BEGIN Records for this task

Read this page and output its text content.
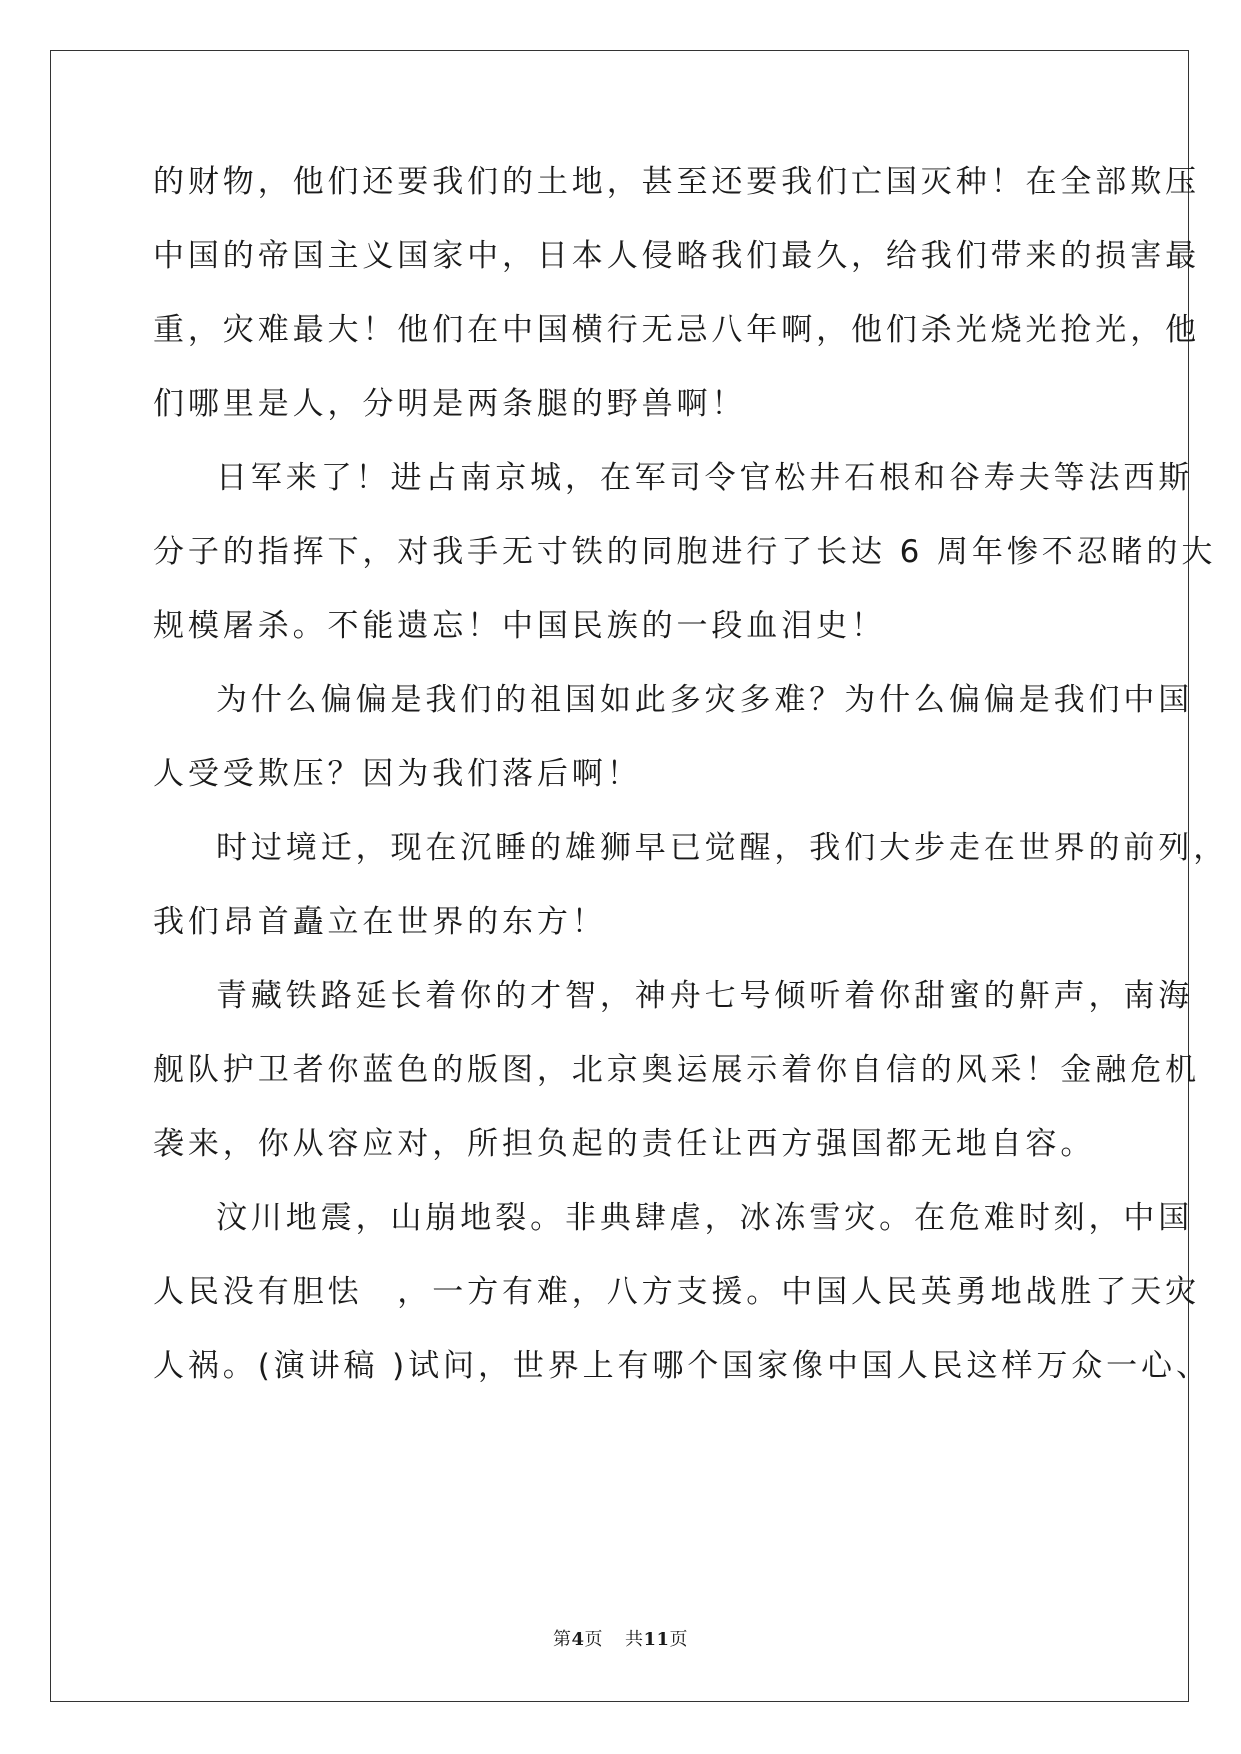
的财物，他们还要我们的土地，甚至还要我们亡国灭种！在全部欺压
中国的帝国主义国家中，日本人侵略我们最久，给我们带来的损害最
重，灾难最大！他们在中国横行无忌八年啊，他们杀光烧光抢光，他
们哪里是人，分明是两条腿的野兽啊！
日军来了！进占南京城，在军司令官松井石根和谷寿夫等法西斯
分子的指挥下，对我手无寸铁的同胞进行了长达 6 周年惨不忍睹的大
规模屠杀。不能遗忘！中国民族的一段血泪史！
为什么偏偏是我们的祖国如此多灾多难？为什么偏偏是我们中国
人受受欺压？因为我们落后啊！
时过境迁，现在沉睡的雄狮早已觉醒，我们大步走在世界的前列，
我们昂首矗立在世界的东方！
青藏铁路延长着你的才智，神舟七号倾听着你甜蜜的鼾声，南海
舰队护卫者你蓝色的版图，北京奥运展示着你自信的风采！金融危机
袭来，你从容应对，所担负起的责任让西方强国都无地自容。
汶川地震，山崩地裂。非典肆虐，冰冻雪灾。在危难时刻，中国
人民没有胆怯　，一方有难，八方支援。中国人民英勇地战胜了天灾
人祸。(演讲稿 )试问，世界上有哪个国家像中国人民这样万众一心、
第4页 共11页
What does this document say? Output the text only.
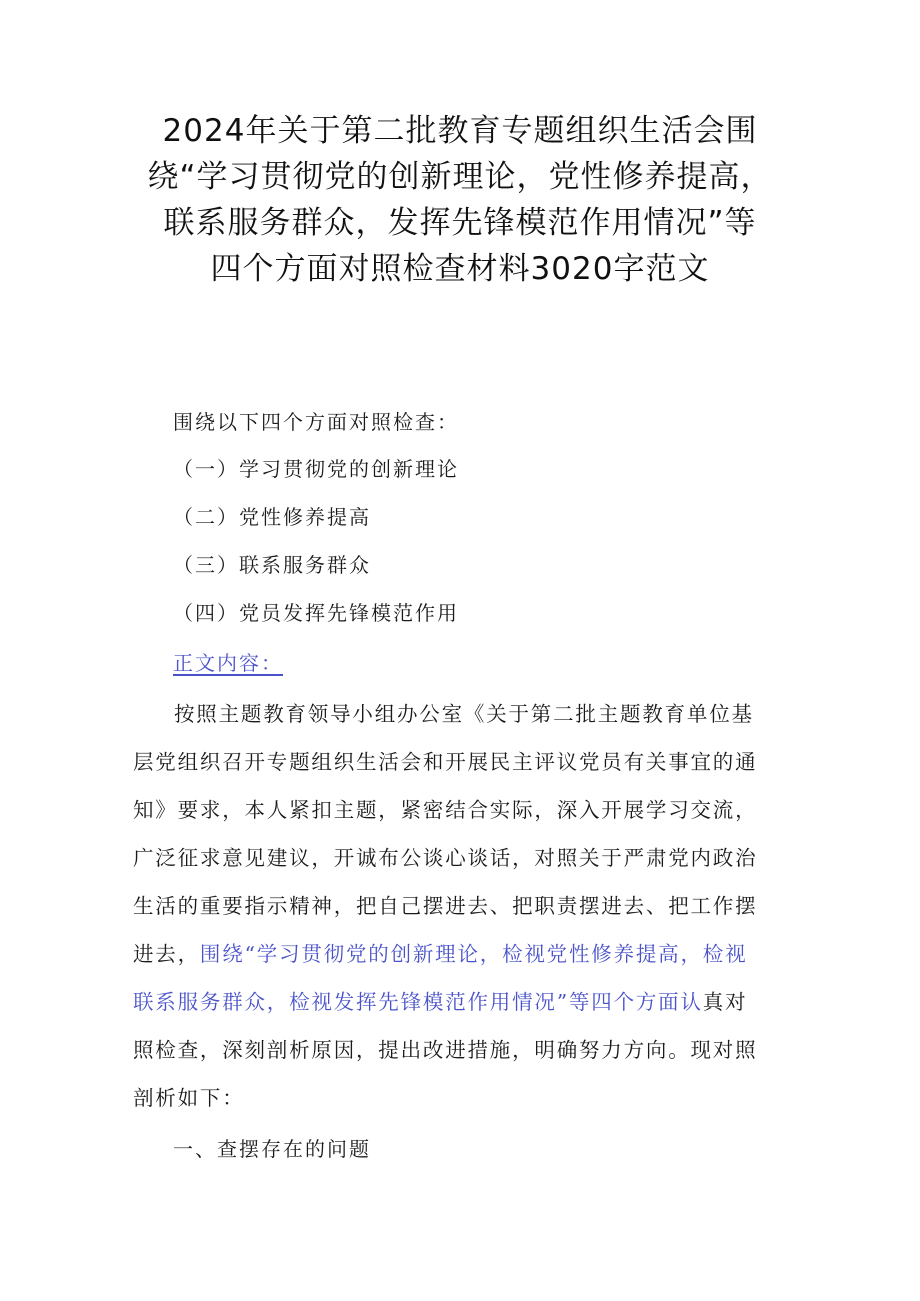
2024年关于第二批教育专题组织生活会围
绕“学习贯彻党的创新理论，党性修养提高，
联系服务群众，发挥先锋模范作用情况”等
四个方面对照检查材料3020字范文
围绕以下四个方面对照检查：
（一）学习贯彻党的创新理论
（二）党性修养提高
（三）联系服务群众
（四）党员发挥先锋模范作用
正文内容：
按照主题教育领导小组办公室《关于第二批主题教育单位基
层党组织召开专题组织生活会和开展民主评议党员有关事宜的通
知》要求，本人紧扣主题，紧密结合实际，深入开展学习交流，
广泛征求意见建议，开诚布公谈心谈话，对照关于严肃党内政治
生活的重要指示精神，把自己摆进去、把职责摆进去、把工作摆
进去，围绕“学习贯彻党的创新理论，检视党性修养提高，检视
联系服务群众，检视发挥先锋模范作用情况”等四个方面认真对
照检查，深刻剖析原因，提出改进措施，明确努力方向。现对照
剖析如下：
一、查摆存在的问题
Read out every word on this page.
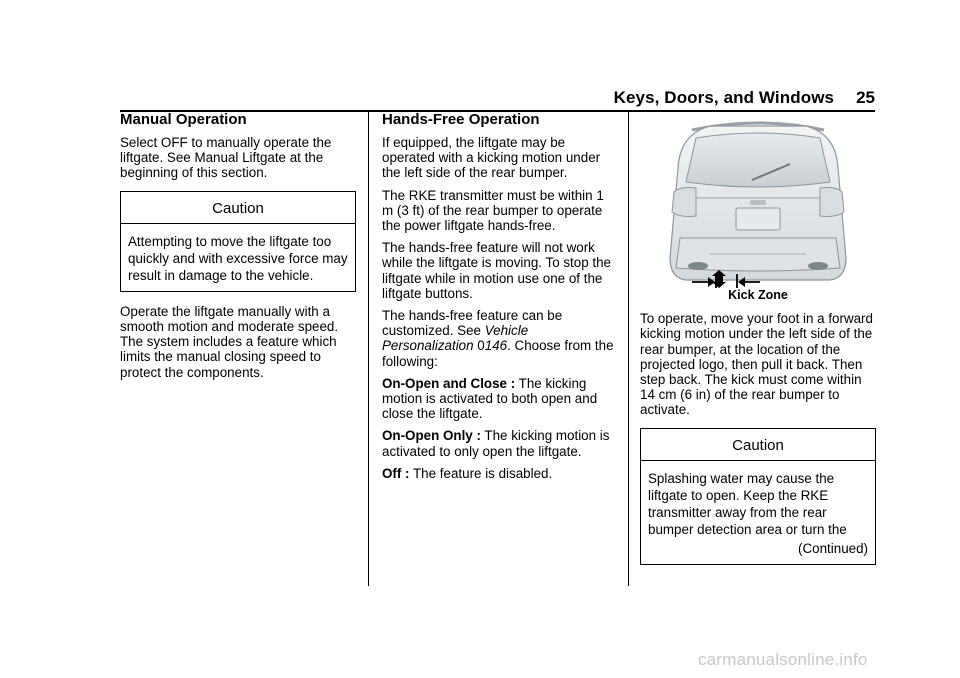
Keys, Doors, and Windows 25
Manual Operation

Select OFF to manually operate the liftgate. See Manual Liftgate at the beginning of this section.

Caution
Attempting to move the liftgate too quickly and with excessive force may result in damage to the vehicle.

Operate the liftgate manually with a smooth motion and moderate speed. The system includes a feature which limits the manual closing speed to protect the components.

Hands-Free Operation

If equipped, the liftgate may be operated with a kicking motion under the left side of the rear bumper.

The RKE transmitter must be within 1 m (3 ft) of the rear bumper to operate the power liftgate hands-free.

The hands-free feature will not work while the liftgate is moving. To stop the liftgate while in motion use one of the liftgate buttons.

The hands-free feature can be customized. See Vehicle Personalization 0146. Choose from the following:

On-Open and Close : The kicking motion is activated to both open and close the liftgate.

On-Open Only : The kicking motion is activated to only open the liftgate.

Off : The feature is disabled.

Kick Zone

To operate, move your foot in a forward kicking motion under the left side of the rear bumper, at the location of the projected logo, then pull it back. Then step back. The kick must come within 14 cm (6 in) of the rear bumper to activate.

Caution
Splashing water may cause the liftgate to open. Keep the RKE transmitter away from the rear bumper detection area or turn the
(Continued)
carmanualsonline.info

END Records for this task

What you need to do:
Pull out all lines of the data with the string "manually".

Result:
Select OFF to manually operate the liftgate. See Manual Liftgate at the beginning of this section.
Operate the liftgate manually with a smooth motion and moderate speed. The system includes a feature which limits the manual closing speed to protect the components.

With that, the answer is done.